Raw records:
▬▬▬

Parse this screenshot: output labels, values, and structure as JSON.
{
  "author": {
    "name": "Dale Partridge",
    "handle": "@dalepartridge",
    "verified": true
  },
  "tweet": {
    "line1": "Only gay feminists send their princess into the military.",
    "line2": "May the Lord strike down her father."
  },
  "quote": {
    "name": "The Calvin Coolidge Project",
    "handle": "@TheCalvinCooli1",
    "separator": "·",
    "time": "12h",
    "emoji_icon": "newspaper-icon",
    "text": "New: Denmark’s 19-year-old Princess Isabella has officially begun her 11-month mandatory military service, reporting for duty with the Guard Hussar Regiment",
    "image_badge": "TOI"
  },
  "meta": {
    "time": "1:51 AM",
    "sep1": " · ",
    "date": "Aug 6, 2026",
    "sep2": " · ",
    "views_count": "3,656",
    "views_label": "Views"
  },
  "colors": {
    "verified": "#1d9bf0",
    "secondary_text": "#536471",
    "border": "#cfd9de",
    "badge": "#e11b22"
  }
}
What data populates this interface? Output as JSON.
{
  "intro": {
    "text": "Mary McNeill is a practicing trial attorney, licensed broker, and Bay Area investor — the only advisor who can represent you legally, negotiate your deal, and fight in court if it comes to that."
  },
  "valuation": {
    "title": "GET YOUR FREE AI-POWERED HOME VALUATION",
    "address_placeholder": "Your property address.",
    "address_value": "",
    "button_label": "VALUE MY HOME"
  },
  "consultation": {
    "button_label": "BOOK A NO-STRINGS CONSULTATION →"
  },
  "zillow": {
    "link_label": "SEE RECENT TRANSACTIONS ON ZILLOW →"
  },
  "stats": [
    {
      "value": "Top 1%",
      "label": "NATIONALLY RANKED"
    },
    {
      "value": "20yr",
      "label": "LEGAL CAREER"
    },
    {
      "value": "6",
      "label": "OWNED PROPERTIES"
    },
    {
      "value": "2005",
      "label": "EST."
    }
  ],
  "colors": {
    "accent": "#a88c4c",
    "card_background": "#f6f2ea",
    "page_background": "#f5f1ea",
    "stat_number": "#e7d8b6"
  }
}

▬▬▬

Directions: Collect the lines that hold "JSON".

Completed task:
Parse this screenshot: output labels, values, and structure as JSON.
What data populates this interface? Output as JSON.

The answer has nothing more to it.